Records:
## Start
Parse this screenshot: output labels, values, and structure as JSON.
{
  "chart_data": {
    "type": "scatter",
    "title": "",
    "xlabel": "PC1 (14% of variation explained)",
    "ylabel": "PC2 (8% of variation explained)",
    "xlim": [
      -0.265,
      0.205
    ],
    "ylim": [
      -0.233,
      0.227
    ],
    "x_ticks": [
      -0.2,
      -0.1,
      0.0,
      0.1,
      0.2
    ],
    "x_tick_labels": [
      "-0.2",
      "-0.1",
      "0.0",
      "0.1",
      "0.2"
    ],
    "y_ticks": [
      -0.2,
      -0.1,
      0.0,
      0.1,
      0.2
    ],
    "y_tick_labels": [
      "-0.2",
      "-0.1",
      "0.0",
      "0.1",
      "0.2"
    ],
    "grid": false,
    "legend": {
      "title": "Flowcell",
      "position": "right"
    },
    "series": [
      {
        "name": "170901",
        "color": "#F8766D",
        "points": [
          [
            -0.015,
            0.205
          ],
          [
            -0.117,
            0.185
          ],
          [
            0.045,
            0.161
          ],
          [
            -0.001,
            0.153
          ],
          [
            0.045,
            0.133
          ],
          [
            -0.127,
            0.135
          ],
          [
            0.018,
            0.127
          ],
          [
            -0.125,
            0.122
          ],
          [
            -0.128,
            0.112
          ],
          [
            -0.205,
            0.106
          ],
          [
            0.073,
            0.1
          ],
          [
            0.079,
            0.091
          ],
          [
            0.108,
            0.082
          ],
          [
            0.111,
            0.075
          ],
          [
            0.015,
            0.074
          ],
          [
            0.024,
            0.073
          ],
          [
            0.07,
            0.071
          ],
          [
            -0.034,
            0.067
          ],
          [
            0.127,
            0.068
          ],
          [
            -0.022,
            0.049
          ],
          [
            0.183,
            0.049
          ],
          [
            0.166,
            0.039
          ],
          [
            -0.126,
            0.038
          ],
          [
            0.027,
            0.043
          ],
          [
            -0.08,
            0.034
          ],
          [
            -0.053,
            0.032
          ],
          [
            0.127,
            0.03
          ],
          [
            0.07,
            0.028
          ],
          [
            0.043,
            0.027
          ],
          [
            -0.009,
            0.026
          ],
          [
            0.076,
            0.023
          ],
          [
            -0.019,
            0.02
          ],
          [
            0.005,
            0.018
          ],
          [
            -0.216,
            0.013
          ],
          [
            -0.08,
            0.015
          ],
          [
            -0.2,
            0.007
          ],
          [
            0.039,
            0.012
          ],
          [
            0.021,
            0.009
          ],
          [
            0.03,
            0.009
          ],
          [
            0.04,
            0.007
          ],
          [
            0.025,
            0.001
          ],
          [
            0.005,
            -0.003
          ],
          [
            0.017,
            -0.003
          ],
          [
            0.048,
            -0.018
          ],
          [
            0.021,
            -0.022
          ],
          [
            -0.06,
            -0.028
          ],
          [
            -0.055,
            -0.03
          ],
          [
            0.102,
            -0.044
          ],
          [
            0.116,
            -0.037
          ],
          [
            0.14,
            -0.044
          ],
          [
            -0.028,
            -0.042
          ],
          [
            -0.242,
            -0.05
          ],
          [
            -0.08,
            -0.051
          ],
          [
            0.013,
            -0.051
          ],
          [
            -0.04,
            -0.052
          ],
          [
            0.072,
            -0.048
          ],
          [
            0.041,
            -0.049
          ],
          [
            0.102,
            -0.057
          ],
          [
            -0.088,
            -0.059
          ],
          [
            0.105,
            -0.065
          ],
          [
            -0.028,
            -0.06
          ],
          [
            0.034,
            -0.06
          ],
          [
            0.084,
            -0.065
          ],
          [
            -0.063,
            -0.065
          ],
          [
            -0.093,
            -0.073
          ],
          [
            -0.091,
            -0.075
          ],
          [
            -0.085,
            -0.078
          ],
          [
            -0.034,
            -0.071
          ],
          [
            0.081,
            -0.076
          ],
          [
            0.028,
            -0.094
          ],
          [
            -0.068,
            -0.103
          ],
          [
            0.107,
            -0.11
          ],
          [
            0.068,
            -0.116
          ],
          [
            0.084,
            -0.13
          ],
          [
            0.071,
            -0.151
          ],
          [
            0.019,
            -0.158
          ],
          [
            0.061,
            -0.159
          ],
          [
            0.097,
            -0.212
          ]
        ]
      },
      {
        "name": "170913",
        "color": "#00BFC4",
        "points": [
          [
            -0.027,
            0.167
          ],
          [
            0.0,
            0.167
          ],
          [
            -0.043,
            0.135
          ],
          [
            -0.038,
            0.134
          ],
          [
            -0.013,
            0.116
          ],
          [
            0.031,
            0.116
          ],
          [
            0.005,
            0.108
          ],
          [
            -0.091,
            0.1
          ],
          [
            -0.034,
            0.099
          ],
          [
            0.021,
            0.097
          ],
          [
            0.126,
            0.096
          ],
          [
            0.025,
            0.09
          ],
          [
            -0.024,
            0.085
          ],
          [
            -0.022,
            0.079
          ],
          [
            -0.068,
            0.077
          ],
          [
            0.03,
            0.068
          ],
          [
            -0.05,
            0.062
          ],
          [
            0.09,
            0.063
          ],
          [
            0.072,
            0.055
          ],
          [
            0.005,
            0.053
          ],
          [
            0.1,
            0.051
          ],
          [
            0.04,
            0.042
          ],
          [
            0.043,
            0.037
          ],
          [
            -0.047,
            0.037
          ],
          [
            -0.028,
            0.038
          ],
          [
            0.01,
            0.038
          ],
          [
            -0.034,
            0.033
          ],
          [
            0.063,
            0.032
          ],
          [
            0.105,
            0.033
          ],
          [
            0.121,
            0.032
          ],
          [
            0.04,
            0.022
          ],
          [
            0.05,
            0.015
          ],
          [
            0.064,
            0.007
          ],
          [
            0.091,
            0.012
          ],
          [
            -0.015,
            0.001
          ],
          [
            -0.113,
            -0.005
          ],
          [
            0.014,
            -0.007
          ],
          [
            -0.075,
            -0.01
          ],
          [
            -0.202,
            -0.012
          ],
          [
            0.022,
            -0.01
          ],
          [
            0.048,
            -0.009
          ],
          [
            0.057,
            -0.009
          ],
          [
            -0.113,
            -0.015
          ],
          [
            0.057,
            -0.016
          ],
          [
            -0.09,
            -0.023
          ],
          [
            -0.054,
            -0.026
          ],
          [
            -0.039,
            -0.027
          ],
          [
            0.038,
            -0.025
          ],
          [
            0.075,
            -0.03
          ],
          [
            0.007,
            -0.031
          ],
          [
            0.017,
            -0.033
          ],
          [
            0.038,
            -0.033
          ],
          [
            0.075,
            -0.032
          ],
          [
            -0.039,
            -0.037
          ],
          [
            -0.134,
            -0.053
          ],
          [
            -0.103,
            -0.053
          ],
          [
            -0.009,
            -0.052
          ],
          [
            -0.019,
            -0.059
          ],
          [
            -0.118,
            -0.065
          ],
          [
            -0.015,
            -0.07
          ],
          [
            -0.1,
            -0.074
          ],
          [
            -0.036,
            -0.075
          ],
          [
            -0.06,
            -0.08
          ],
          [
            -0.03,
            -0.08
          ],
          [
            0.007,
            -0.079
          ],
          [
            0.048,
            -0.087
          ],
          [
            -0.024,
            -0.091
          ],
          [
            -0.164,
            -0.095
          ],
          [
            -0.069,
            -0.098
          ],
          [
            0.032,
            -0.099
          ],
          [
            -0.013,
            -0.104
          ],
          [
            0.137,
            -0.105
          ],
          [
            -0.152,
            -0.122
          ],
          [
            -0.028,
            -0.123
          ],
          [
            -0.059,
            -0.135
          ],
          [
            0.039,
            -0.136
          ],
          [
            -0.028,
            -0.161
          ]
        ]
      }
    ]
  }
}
## End
Written exercise :: Reproduce every entry shown above, precisely as it stands.

Reply to the task ::
Parse this screenshot: output labels, values, and structure as JSON.
{
  "chart_data": {
    "type": "scatter",
    "title": "",
    "xlabel": "PC1 (14% of variation explained)",
    "ylabel": "PC2 (8% of variation explained)",
    "xlim": [
      -0.265,
      0.205
    ],
    "ylim": [
      -0.233,
      0.227
    ],
    "x_ticks": [
      -0.2,
      -0.1,
      0.0,
      0.1,
      0.2
    ],
    "x_tick_labels": [
      "-0.2",
      "-0.1",
      "0.0",
      "0.1",
      "0.2"
    ],
    "y_ticks": [
      -0.2,
      -0.1,
      0.0,
      0.1,
      0.2
    ],
    "y_tick_labels": [
      "-0.2",
      "-0.1",
      "0.0",
      "0.1",
      "0.2"
    ],
    "grid": false,
    "legend": {
      "title": "Flowcell",
      "position": "right"
    },
    "series": [
      {
        "name": "170901",
        "color": "#F8766D",
        "points": [
          [
            -0.015,
            0.205
          ],
          [
            -0.117,
            0.185
          ],
          [
            0.045,
            0.161
          ],
          [
            -0.001,
            0.153
          ],
          [
            0.045,
            0.133
          ],
          [
            -0.127,
            0.135
          ],
          [
            0.018,
            0.127
          ],
          [
            -0.125,
            0.122
          ],
          [
            -0.128,
            0.112
          ],
          [
            -0.205,
            0.106
          ],
          [
            0.073,
            0.1
          ],
          [
            0.079,
            0.091
          ],
          [
            0.108,
            0.082
          ],
          [
            0.111,
            0.075
          ],
          [
            0.015,
            0.074
          ],
          [
            0.024,
            0.073
          ],
          [
            0.07,
            0.071
          ],
          [
            -0.034,
            0.067
          ],
          [
            0.127,
            0.068
          ],
          [
            -0.022,
            0.049
          ],
          [
            0.183,
            0.049
          ],
          [
            0.166,
            0.039
          ],
          [
            -0.126,
            0.038
          ],
          [
            0.027,
            0.043
          ],
          [
            -0.08,
            0.034
          ],
          [
            -0.053,
            0.032
          ],
          [
            0.127,
            0.03
          ],
          [
            0.07,
            0.028
          ],
          [
            0.043,
            0.027
          ],
          [
            -0.009,
            0.026
          ],
          [
            0.076,
            0.023
          ],
          [
            -0.019,
            0.02
          ],
          [
            0.005,
            0.018
          ],
          [
            -0.216,
            0.013
          ],
          [
            -0.08,
            0.015
          ],
          [
            -0.2,
            0.007
          ],
          [
            0.039,
            0.012
          ],
          [
            0.021,
            0.009
          ],
          [
            0.03,
            0.009
          ],
          [
            0.04,
            0.007
          ],
          [
            0.025,
            0.001
          ],
          [
            0.005,
            -0.003
          ],
          [
            0.017,
            -0.003
          ],
          [
            0.048,
            -0.018
          ],
          [
            0.021,
            -0.022
          ],
          [
            -0.06,
            -0.028
          ],
          [
            -0.055,
            -0.03
          ],
          [
            0.102,
            -0.044
          ],
          [
            0.116,
            -0.037
          ],
          [
            0.14,
            -0.044
          ],
          [
            -0.028,
            -0.042
          ],
          [
            -0.242,
            -0.05
          ],
          [
            -0.08,
            -0.051
          ],
          [
            0.013,
            -0.051
          ],
          [
            -0.04,
            -0.052
          ],
          [
            0.072,
            -0.048
          ],
          [
            0.041,
            -0.049
          ],
          [
            0.102,
            -0.057
          ],
          [
            -0.088,
            -0.059
          ],
          [
            0.105,
            -0.065
          ],
          [
            -0.028,
            -0.06
          ],
          [
            0.034,
            -0.06
          ],
          [
            0.084,
            -0.065
          ],
          [
            -0.063,
            -0.065
          ],
          [
            -0.093,
            -0.073
          ],
          [
            -0.091,
            -0.075
          ],
          [
            -0.085,
            -0.078
          ],
          [
            -0.034,
            -0.071
          ],
          [
            0.081,
            -0.076
          ],
          [
            0.028,
            -0.094
          ],
          [
            -0.068,
            -0.103
          ],
          [
            0.107,
            -0.11
          ],
          [
            0.068,
            -0.116
          ],
          [
            0.084,
            -0.13
          ],
          [
            0.071,
            -0.151
          ],
          [
            0.019,
            -0.158
          ],
          [
            0.061,
            -0.159
          ],
          [
            0.097,
            -0.212
          ]
        ]
      },
      {
        "name": "170913",
        "color": "#00BFC4",
        "points": [
          [
            -0.027,
            0.167
          ],
          [
            0.0,
            0.167
          ],
          [
            -0.043,
            0.135
          ],
          [
            -0.038,
            0.134
          ],
          [
            -0.013,
            0.116
          ],
          [
            0.031,
            0.116
          ],
          [
            0.005,
            0.108
          ],
          [
            -0.091,
            0.1
          ],
          [
            -0.034,
            0.099
          ],
          [
            0.021,
            0.097
          ],
          [
            0.126,
            0.096
          ],
          [
            0.025,
            0.09
          ],
          [
            -0.024,
            0.085
          ],
          [
            -0.022,
            0.079
          ],
          [
            -0.068,
            0.077
          ],
          [
            0.03,
            0.068
          ],
          [
            -0.05,
            0.062
          ],
          [
            0.09,
            0.063
          ],
          [
            0.072,
            0.055
          ],
          [
            0.005,
            0.053
          ],
          [
            0.1,
            0.051
          ],
          [
            0.04,
            0.042
          ],
          [
            0.043,
            0.037
          ],
          [
            -0.047,
            0.037
          ],
          [
            -0.028,
            0.038
          ],
          [
            0.01,
            0.038
          ],
          [
            -0.034,
            0.033
          ],
          [
            0.063,
            0.032
          ],
          [
            0.105,
            0.033
          ],
          [
            0.121,
            0.032
          ],
          [
            0.04,
            0.022
          ],
          [
            0.05,
            0.015
          ],
          [
            0.064,
            0.007
          ],
          [
            0.091,
            0.012
          ],
          [
            -0.015,
            0.001
          ],
          [
            -0.113,
            -0.005
          ],
          [
            0.014,
            -0.007
          ],
          [
            -0.075,
            -0.01
          ],
          [
            -0.202,
            -0.012
          ],
          [
            0.022,
            -0.01
          ],
          [
            0.048,
            -0.009
          ],
          [
            0.057,
            -0.009
          ],
          [
            -0.113,
            -0.015
          ],
          [
            0.057,
            -0.016
          ],
          [
            -0.09,
            -0.023
          ],
          [
            -0.054,
            -0.026
          ],
          [
            -0.039,
            -0.027
          ],
          [
            0.038,
            -0.025
          ],
          [
            0.075,
            -0.03
          ],
          [
            0.007,
            -0.031
          ],
          [
            0.017,
            -0.033
          ],
          [
            0.038,
            -0.033
          ],
          [
            0.075,
            -0.032
          ],
          [
            -0.039,
            -0.037
          ],
          [
            -0.134,
            -0.053
          ],
          [
            -0.103,
            -0.053
          ],
          [
            -0.009,
            -0.052
          ],
          [
            -0.019,
            -0.059
          ],
          [
            -0.118,
            -0.065
          ],
          [
            -0.015,
            -0.07
          ],
          [
            -0.1,
            -0.074
          ],
          [
            -0.036,
            -0.075
          ],
          [
            -0.06,
            -0.08
          ],
          [
            -0.03,
            -0.08
          ],
          [
            0.007,
            -0.079
          ],
          [
            0.048,
            -0.087
          ],
          [
            -0.024,
            -0.091
          ],
          [
            -0.164,
            -0.095
          ],
          [
            -0.069,
            -0.098
          ],
          [
            0.032,
            -0.099
          ],
          [
            -0.013,
            -0.104
          ],
          [
            0.137,
            -0.105
          ],
          [
            -0.152,
            -0.122
          ],
          [
            -0.028,
            -0.123
          ],
          [
            -0.059,
            -0.135
          ],
          [
            0.039,
            -0.136
          ],
          [
            -0.028,
            -0.161
          ]
        ]
      }
    ]
  }
}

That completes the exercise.